** TASK TO CARRY OUT **
Your response should be a copy of each line in the listing below that includes the word "Burden".

** DATA RECORDS **

*** Block opens ***

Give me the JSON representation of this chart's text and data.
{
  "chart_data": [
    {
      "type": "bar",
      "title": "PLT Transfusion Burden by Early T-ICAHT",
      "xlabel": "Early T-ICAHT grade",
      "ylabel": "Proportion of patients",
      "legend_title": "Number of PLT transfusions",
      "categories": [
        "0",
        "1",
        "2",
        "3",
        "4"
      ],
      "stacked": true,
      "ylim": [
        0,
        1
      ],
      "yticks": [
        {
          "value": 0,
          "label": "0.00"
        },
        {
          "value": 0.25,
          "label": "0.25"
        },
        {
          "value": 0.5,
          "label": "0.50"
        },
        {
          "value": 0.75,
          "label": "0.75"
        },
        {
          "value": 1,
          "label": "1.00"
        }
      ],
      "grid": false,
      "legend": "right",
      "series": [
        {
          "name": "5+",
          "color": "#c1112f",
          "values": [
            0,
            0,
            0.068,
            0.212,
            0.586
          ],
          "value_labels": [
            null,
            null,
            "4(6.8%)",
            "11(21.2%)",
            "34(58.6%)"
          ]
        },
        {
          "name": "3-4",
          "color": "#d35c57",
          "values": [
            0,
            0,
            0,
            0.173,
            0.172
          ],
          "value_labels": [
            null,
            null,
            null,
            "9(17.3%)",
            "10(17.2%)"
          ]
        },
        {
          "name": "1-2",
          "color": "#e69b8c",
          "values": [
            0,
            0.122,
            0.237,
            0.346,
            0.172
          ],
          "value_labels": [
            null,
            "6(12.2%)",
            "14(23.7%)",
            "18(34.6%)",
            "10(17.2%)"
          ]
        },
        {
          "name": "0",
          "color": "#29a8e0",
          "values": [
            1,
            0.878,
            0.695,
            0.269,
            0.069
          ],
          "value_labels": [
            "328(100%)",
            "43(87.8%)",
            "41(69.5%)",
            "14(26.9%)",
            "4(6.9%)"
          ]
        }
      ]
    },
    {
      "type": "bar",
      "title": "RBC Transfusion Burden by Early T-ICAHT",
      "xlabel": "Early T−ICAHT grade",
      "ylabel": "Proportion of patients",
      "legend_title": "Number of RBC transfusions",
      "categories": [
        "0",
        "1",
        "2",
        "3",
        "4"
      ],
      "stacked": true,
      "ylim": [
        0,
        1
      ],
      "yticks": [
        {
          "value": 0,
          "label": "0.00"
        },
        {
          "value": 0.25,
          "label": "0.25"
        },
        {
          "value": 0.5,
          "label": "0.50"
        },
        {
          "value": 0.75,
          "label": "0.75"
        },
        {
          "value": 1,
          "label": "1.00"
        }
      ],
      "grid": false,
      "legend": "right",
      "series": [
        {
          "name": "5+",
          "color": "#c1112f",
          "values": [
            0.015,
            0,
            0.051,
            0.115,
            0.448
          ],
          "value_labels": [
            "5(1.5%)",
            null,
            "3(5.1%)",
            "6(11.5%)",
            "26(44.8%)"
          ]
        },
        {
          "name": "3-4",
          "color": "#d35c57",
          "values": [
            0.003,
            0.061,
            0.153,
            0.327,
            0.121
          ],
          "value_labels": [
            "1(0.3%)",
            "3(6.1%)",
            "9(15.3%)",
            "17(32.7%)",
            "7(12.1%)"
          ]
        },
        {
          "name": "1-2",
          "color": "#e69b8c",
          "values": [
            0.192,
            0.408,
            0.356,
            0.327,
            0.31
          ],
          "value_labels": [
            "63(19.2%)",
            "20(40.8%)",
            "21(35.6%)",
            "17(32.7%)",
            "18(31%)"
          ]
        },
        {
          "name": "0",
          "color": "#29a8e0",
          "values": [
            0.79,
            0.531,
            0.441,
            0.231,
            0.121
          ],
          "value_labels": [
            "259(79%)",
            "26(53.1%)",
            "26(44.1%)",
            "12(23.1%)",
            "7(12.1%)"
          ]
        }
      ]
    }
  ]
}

*** Block closes ***
*** Block opens ***

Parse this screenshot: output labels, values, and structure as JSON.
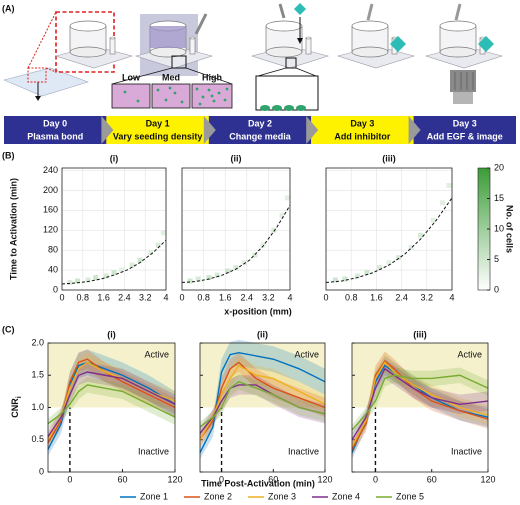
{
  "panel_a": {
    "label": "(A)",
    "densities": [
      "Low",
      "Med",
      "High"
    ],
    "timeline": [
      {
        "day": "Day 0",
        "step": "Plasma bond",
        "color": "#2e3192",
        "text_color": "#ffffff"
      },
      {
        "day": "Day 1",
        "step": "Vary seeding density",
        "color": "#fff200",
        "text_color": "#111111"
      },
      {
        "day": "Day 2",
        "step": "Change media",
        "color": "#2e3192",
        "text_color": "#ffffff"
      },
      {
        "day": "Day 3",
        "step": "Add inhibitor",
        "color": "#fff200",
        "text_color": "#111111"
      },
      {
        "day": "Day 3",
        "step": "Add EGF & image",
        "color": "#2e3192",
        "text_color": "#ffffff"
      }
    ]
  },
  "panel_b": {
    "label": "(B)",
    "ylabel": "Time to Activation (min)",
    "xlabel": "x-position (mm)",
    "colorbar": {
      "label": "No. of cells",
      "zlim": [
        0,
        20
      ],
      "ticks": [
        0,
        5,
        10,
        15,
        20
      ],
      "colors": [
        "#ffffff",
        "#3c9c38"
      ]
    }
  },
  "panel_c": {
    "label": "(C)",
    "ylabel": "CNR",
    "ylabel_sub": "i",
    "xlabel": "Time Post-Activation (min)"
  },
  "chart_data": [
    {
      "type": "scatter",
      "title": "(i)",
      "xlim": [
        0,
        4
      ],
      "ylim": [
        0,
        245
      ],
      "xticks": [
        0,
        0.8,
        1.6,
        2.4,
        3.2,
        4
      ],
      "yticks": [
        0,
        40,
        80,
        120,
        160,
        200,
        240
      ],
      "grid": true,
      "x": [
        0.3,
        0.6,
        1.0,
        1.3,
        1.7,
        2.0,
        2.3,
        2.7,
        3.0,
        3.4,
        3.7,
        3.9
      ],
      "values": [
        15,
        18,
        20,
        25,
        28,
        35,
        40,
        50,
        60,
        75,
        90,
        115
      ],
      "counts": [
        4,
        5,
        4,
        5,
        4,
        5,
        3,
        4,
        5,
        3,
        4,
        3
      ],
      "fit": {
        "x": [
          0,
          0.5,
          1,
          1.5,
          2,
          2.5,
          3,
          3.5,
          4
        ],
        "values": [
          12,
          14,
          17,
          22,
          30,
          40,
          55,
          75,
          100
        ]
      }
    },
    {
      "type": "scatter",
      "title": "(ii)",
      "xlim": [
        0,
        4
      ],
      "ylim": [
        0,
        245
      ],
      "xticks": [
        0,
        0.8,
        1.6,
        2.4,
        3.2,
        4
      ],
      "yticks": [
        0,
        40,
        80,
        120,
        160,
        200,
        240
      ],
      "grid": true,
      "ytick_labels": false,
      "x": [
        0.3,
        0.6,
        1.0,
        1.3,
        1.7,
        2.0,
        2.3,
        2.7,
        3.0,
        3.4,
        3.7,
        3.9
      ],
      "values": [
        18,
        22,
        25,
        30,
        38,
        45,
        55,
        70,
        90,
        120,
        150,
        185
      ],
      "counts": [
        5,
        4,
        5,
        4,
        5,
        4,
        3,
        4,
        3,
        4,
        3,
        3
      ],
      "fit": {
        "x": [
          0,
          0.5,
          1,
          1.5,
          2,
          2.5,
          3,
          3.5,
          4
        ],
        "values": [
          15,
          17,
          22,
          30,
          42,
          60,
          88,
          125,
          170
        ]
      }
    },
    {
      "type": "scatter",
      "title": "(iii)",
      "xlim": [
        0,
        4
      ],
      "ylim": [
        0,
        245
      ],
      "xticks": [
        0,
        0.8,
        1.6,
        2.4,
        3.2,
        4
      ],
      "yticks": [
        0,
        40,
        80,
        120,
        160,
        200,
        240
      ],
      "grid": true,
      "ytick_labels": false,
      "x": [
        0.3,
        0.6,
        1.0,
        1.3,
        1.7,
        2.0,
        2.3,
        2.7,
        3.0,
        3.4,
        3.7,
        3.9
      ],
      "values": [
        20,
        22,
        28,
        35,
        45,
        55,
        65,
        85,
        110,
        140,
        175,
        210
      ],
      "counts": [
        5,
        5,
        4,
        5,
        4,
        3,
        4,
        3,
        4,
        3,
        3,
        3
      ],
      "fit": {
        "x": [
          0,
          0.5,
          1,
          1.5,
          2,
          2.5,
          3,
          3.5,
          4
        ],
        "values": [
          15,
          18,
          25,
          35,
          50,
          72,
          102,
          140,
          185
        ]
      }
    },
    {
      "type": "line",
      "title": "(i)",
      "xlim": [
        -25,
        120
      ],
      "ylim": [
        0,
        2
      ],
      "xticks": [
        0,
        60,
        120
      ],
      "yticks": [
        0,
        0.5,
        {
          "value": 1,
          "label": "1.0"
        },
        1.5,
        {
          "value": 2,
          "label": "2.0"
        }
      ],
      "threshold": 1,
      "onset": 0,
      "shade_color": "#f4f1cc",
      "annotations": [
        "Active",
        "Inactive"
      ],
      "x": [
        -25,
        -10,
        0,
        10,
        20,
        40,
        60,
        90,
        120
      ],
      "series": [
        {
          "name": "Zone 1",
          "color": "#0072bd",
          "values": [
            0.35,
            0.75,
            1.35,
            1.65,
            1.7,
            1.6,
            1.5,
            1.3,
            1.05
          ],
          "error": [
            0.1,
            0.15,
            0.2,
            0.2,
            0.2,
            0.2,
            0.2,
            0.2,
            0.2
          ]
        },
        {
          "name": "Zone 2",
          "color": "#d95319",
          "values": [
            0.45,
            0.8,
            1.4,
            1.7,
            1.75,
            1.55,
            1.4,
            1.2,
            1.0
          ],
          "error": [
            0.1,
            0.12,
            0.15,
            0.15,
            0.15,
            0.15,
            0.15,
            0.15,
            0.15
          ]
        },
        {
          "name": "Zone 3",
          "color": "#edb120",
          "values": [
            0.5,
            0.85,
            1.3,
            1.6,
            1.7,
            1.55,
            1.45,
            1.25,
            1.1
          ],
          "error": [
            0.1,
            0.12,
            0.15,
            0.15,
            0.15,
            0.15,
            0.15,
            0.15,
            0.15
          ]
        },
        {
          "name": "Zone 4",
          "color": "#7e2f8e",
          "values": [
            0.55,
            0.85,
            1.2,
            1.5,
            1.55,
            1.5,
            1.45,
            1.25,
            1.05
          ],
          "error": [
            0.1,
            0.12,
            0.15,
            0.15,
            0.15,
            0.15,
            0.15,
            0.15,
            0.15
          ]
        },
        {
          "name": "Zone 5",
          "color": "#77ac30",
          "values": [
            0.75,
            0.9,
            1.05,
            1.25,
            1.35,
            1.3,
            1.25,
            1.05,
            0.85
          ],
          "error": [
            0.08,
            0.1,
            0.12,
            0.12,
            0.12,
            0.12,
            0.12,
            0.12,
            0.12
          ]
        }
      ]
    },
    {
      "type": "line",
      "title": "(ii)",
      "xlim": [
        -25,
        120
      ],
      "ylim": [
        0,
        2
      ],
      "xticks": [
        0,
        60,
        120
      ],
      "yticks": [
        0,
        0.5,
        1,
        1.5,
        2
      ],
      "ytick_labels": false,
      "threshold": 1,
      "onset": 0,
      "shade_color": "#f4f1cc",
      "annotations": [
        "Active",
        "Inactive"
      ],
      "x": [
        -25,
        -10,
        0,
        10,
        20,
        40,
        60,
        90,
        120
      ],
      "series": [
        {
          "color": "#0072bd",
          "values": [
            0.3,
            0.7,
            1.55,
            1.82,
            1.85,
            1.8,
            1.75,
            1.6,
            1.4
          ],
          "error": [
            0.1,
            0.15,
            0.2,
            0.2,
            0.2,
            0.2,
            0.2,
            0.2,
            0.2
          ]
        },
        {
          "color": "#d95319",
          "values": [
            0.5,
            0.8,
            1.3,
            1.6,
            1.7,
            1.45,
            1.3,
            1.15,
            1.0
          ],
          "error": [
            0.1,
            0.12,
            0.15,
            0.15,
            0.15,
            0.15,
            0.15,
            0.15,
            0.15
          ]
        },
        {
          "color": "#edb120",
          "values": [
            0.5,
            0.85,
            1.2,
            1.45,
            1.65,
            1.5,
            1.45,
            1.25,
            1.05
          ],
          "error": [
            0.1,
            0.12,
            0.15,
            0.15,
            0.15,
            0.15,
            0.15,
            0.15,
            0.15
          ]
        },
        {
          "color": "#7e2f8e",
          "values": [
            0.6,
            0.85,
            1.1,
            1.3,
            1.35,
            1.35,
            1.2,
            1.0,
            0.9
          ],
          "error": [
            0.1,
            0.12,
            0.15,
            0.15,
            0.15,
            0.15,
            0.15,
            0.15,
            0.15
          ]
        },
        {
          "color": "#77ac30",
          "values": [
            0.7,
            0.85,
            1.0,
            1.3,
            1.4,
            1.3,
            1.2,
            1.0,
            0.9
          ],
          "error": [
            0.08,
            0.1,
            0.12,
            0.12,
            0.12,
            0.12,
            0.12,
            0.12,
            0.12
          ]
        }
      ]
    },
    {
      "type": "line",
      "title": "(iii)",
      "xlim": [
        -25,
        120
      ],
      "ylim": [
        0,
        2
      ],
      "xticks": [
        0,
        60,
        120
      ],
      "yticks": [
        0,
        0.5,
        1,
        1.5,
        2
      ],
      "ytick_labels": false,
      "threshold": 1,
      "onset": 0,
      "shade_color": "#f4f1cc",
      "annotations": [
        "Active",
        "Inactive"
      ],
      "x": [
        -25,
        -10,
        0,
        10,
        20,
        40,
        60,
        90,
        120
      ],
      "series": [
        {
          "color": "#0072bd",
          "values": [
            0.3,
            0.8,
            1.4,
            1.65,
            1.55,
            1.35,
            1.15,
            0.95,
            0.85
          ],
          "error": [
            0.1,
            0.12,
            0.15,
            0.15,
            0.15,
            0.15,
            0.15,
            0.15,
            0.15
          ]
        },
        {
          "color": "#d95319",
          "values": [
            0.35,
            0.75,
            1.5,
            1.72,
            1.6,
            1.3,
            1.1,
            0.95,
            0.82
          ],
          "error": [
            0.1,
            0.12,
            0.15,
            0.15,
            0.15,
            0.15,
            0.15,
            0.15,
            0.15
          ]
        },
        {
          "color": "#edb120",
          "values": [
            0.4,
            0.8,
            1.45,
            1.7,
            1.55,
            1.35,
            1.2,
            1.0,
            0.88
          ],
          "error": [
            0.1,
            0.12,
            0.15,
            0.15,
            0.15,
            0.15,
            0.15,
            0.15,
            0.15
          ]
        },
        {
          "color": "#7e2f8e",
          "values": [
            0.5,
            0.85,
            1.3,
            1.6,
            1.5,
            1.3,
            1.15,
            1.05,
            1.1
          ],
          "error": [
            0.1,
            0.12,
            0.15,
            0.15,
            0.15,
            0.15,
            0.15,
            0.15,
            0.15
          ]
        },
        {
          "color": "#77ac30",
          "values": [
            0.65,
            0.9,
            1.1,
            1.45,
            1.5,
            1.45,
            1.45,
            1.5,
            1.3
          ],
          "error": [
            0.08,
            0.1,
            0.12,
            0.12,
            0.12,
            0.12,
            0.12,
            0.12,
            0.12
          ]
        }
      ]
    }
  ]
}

*** Block closes ***

** TASK SOLUTION **
      "title": "PLT Transfusion Burden by Early T-ICAHT",
      "title": "RBC Transfusion Burden by Early T-ICAHT",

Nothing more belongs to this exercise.